Source records
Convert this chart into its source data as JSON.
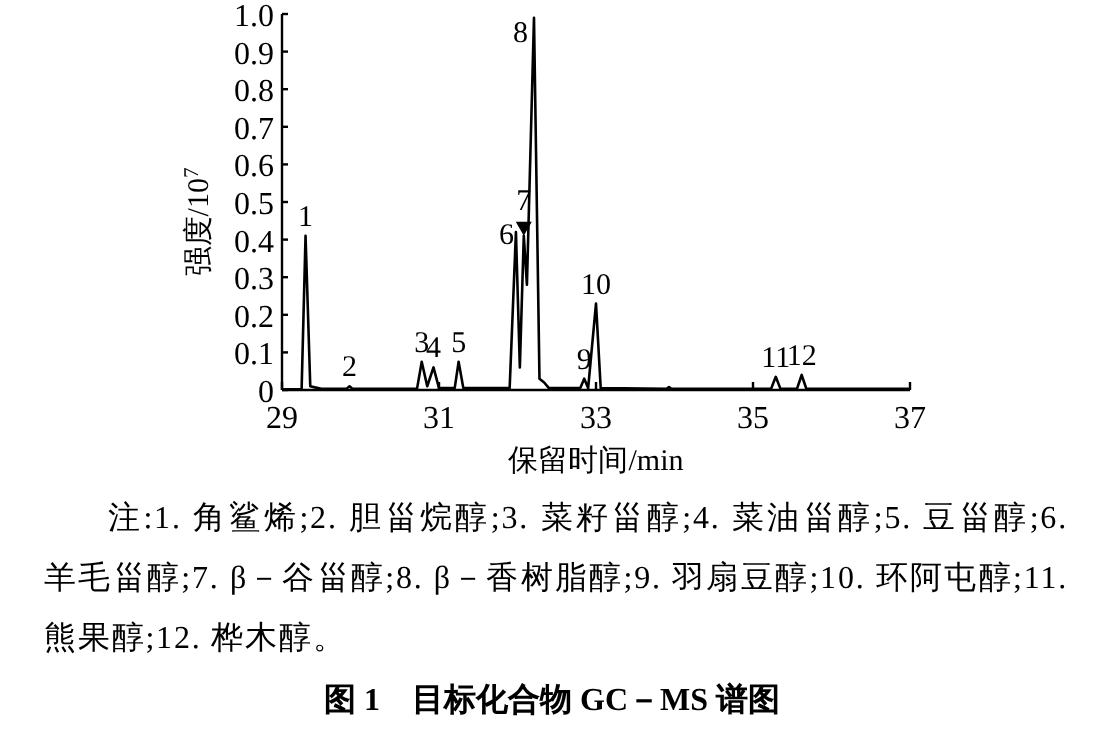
{
  "chart_data": {
    "type": "line",
    "title": "图 1　目标化合物 GC－MS 谱图",
    "xlabel": "保留时间/min",
    "ylabel": "强度/10$^{7}$",
    "x": [
      29.0,
      29.25,
      29.3,
      29.36,
      29.5,
      29.82,
      29.86,
      29.9,
      30.72,
      30.78,
      30.85,
      30.93,
      31.0,
      31.2,
      31.25,
      31.31,
      31.9,
      31.98,
      32.03,
      32.08,
      32.12,
      32.21,
      32.28,
      32.34,
      32.4,
      32.8,
      32.85,
      32.9,
      33.0,
      33.06,
      33.9,
      33.93,
      33.96,
      35.23,
      35.29,
      35.35,
      35.56,
      35.62,
      35.68,
      37.0
    ],
    "series": [
      {
        "color": "#000000",
        "values": [
          0.002,
          0.002,
          0.41,
          0.01,
          0.003,
          0.003,
          0.01,
          0.003,
          0.003,
          0.075,
          0.01,
          0.06,
          0.005,
          0.005,
          0.075,
          0.005,
          0.005,
          0.42,
          0.06,
          0.41,
          0.28,
          0.99,
          0.03,
          0.02,
          0.005,
          0.005,
          0.03,
          0.005,
          0.23,
          0.005,
          0.003,
          0.008,
          0.003,
          0.003,
          0.035,
          0.003,
          0.003,
          0.04,
          0.003,
          0.003
        ]
      }
    ],
    "xlim": [
      29,
      37
    ],
    "ylim": [
      0,
      1
    ],
    "xticks": [
      29,
      31,
      33,
      35,
      37
    ],
    "yticks": [
      0,
      0.1,
      0.2,
      0.3,
      0.4,
      0.5,
      0.6,
      0.7,
      0.8,
      0.9,
      {
        "value": 1,
        "label": "1.0"
      }
    ],
    "annotations": [
      {
        "text": "1",
        "x": 29.3,
        "y": 0.41
      },
      {
        "text": "2",
        "x": 29.86,
        "y": 0.01
      },
      {
        "text": "3",
        "x": 30.78,
        "y": 0.075
      },
      {
        "text": "4",
        "x": 30.93,
        "y": 0.06
      },
      {
        "text": "5",
        "x": 31.25,
        "y": 0.075
      },
      {
        "text": "6",
        "x": 31.98,
        "y": 0.42
      },
      {
        "text": "7",
        "x": 32.08,
        "y": 0.41
      },
      {
        "text": "8",
        "x": 32.21,
        "y": 0.99
      },
      {
        "text": "9",
        "x": 32.85,
        "y": 0.03
      },
      {
        "text": "10",
        "x": 33.0,
        "y": 0.23
      },
      {
        "text": "11",
        "x": 35.29,
        "y": 0.035
      },
      {
        "text": "12",
        "x": 35.62,
        "y": 0.04
      },
      "注:1. 角鲨烯;2. 胆甾烷醇;3. 菜籽甾醇;4. 菜油甾醇;5. 豆甾醇;6. 羊毛甾醇;7. β－谷甾醇;8. β－香树脂醇;9. 羽扇豆醇;10. 环阿屯醇;11. 熊果醇;12. 桦木醇。"
    ]
  }
}
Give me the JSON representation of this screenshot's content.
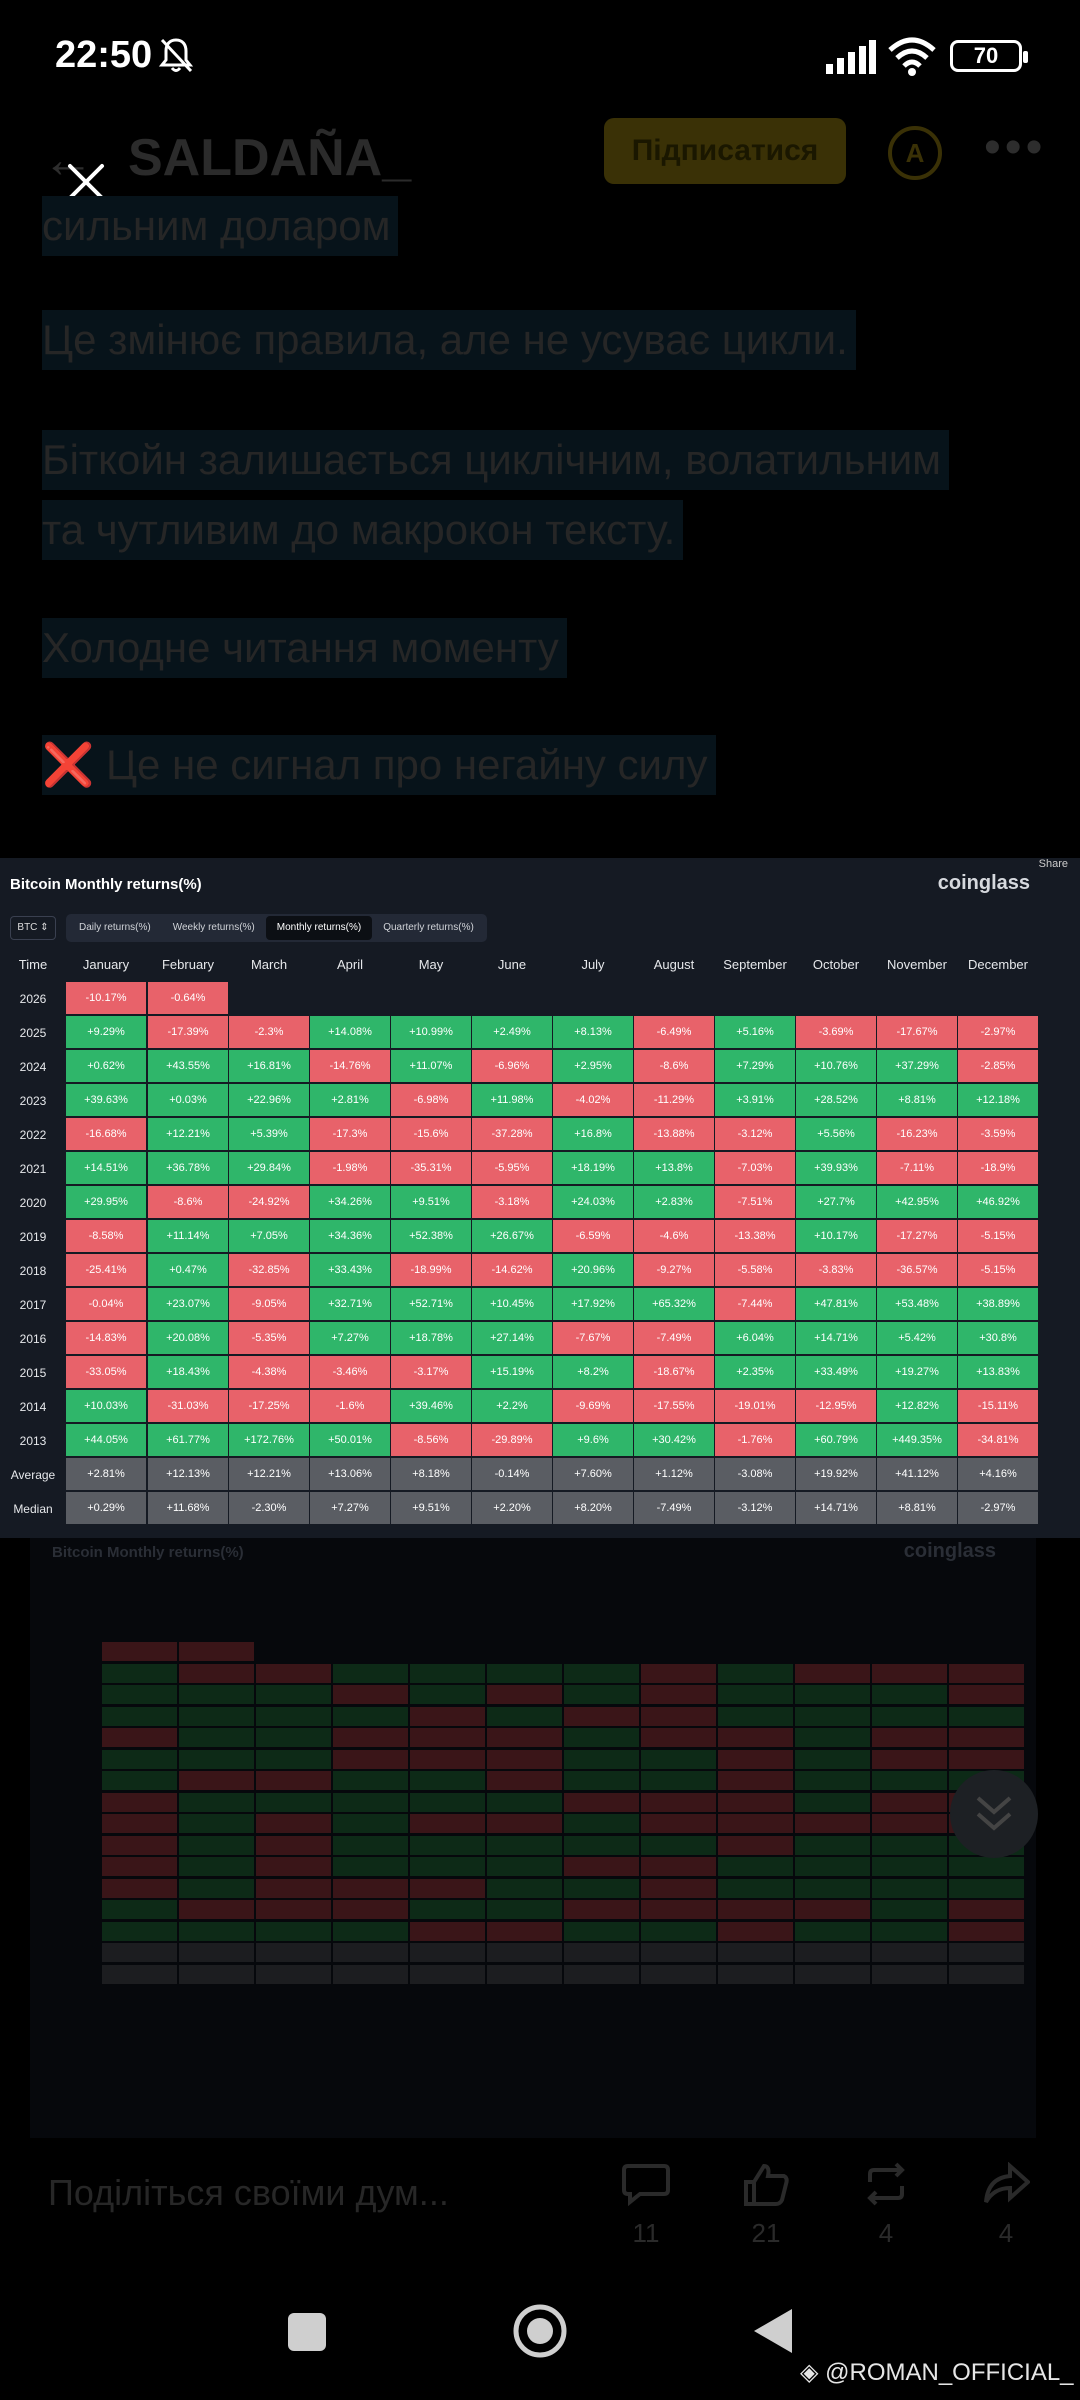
{
  "status": {
    "time": "22:50",
    "battery": "70"
  },
  "header": {
    "author": "SALDAÑA_",
    "subscribe_label": "Підписатися"
  },
  "article_lines": [
    "сильним доларом",
    "Це змінює правила, але не усуває цикли.",
    "Біткойн залишається циклічним, волатильним",
    "та чутливим до макрокон тексту.",
    "Холодне читання моменту",
    "❌ Це не сигнал про негайну силу"
  ],
  "table": {
    "share_label": "Share",
    "title": "Bitcoin Monthly returns(%)",
    "logo": "coinglass",
    "asset": "BTC",
    "tabs": [
      {
        "label": "Daily returns(%)",
        "active": false
      },
      {
        "label": "Weekly returns(%)",
        "active": false
      },
      {
        "label": "Monthly returns(%)",
        "active": true
      },
      {
        "label": "Quarterly returns(%)",
        "active": false
      }
    ],
    "columns": [
      "Time",
      "January",
      "February",
      "March",
      "April",
      "May",
      "June",
      "July",
      "August",
      "September",
      "October",
      "November",
      "December"
    ],
    "rows": [
      {
        "label": "2026",
        "values": [
          "-10.17%",
          "-0.64%"
        ]
      },
      {
        "label": "2025",
        "values": [
          "+9.29%",
          "-17.39%",
          "-2.3%",
          "+14.08%",
          "+10.99%",
          "+2.49%",
          "+8.13%",
          "-6.49%",
          "+5.16%",
          "-3.69%",
          "-17.67%",
          "-2.97%"
        ]
      },
      {
        "label": "2024",
        "values": [
          "+0.62%",
          "+43.55%",
          "+16.81%",
          "-14.76%",
          "+11.07%",
          "-6.96%",
          "+2.95%",
          "-8.6%",
          "+7.29%",
          "+10.76%",
          "+37.29%",
          "-2.85%"
        ]
      },
      {
        "label": "2023",
        "values": [
          "+39.63%",
          "+0.03%",
          "+22.96%",
          "+2.81%",
          "-6.98%",
          "+11.98%",
          "-4.02%",
          "-11.29%",
          "+3.91%",
          "+28.52%",
          "+8.81%",
          "+12.18%"
        ]
      },
      {
        "label": "2022",
        "values": [
          "-16.68%",
          "+12.21%",
          "+5.39%",
          "-17.3%",
          "-15.6%",
          "-37.28%",
          "+16.8%",
          "-13.88%",
          "-3.12%",
          "+5.56%",
          "-16.23%",
          "-3.59%"
        ]
      },
      {
        "label": "2021",
        "values": [
          "+14.51%",
          "+36.78%",
          "+29.84%",
          "-1.98%",
          "-35.31%",
          "-5.95%",
          "+18.19%",
          "+13.8%",
          "-7.03%",
          "+39.93%",
          "-7.11%",
          "-18.9%"
        ]
      },
      {
        "label": "2020",
        "values": [
          "+29.95%",
          "-8.6%",
          "-24.92%",
          "+34.26%",
          "+9.51%",
          "-3.18%",
          "+24.03%",
          "+2.83%",
          "-7.51%",
          "+27.7%",
          "+42.95%",
          "+46.92%"
        ]
      },
      {
        "label": "2019",
        "values": [
          "-8.58%",
          "+11.14%",
          "+7.05%",
          "+34.36%",
          "+52.38%",
          "+26.67%",
          "-6.59%",
          "-4.6%",
          "-13.38%",
          "+10.17%",
          "-17.27%",
          "-5.15%"
        ]
      },
      {
        "label": "2018",
        "values": [
          "-25.41%",
          "+0.47%",
          "-32.85%",
          "+33.43%",
          "-18.99%",
          "-14.62%",
          "+20.96%",
          "-9.27%",
          "-5.58%",
          "-3.83%",
          "-36.57%",
          "-5.15%"
        ]
      },
      {
        "label": "2017",
        "values": [
          "-0.04%",
          "+23.07%",
          "-9.05%",
          "+32.71%",
          "+52.71%",
          "+10.45%",
          "+17.92%",
          "+65.32%",
          "-7.44%",
          "+47.81%",
          "+53.48%",
          "+38.89%"
        ]
      },
      {
        "label": "2016",
        "values": [
          "-14.83%",
          "+20.08%",
          "-5.35%",
          "+7.27%",
          "+18.78%",
          "+27.14%",
          "-7.67%",
          "-7.49%",
          "+6.04%",
          "+14.71%",
          "+5.42%",
          "+30.8%"
        ]
      },
      {
        "label": "2015",
        "values": [
          "-33.05%",
          "+18.43%",
          "-4.38%",
          "-3.46%",
          "-3.17%",
          "+15.19%",
          "+8.2%",
          "-18.67%",
          "+2.35%",
          "+33.49%",
          "+19.27%",
          "+13.83%"
        ]
      },
      {
        "label": "2014",
        "values": [
          "+10.03%",
          "-31.03%",
          "-17.25%",
          "-1.6%",
          "+39.46%",
          "+2.2%",
          "-9.69%",
          "-17.55%",
          "-19.01%",
          "-12.95%",
          "+12.82%",
          "-15.11%"
        ]
      },
      {
        "label": "2013",
        "values": [
          "+44.05%",
          "+61.77%",
          "+172.76%",
          "+50.01%",
          "-8.56%",
          "-29.89%",
          "+9.6%",
          "+30.42%",
          "-1.76%",
          "+60.79%",
          "+449.35%",
          "-34.81%"
        ]
      }
    ],
    "stats": [
      {
        "label": "Average",
        "values": [
          "+2.81%",
          "+12.13%",
          "+12.21%",
          "+13.06%",
          "+8.18%",
          "-0.14%",
          "+7.60%",
          "+1.12%",
          "-3.08%",
          "+19.92%",
          "+41.12%",
          "+4.16%"
        ]
      },
      {
        "label": "Median",
        "values": [
          "+0.29%",
          "+11.68%",
          "-2.30%",
          "+7.27%",
          "+9.51%",
          "+2.20%",
          "+8.20%",
          "-7.49%",
          "-3.12%",
          "+14.71%",
          "+8.81%",
          "-2.97%"
        ]
      }
    ],
    "colors": {
      "positive": "#2fb66a",
      "negative": "#e8626a",
      "stat": "#5a5d63"
    }
  },
  "footer": {
    "comment_placeholder": "Поділіться своїми дум...",
    "comments": "11",
    "likes": "21",
    "reposts": "4",
    "shares": "4"
  },
  "watermark": "@ROMAN_OFFICIAL_"
}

*Task brief*. Copy all lines of the listing above that contain the string "text".

*Solution*.
        "text": "1",
        "text": "2",
        "text": "3",
        "text": "4",
        "text": "5",
        "text": "6",
        "text": "7",
        "text": "8",
        "text": "9",
        "text": "10",
        "text": "11",
        "text": "12",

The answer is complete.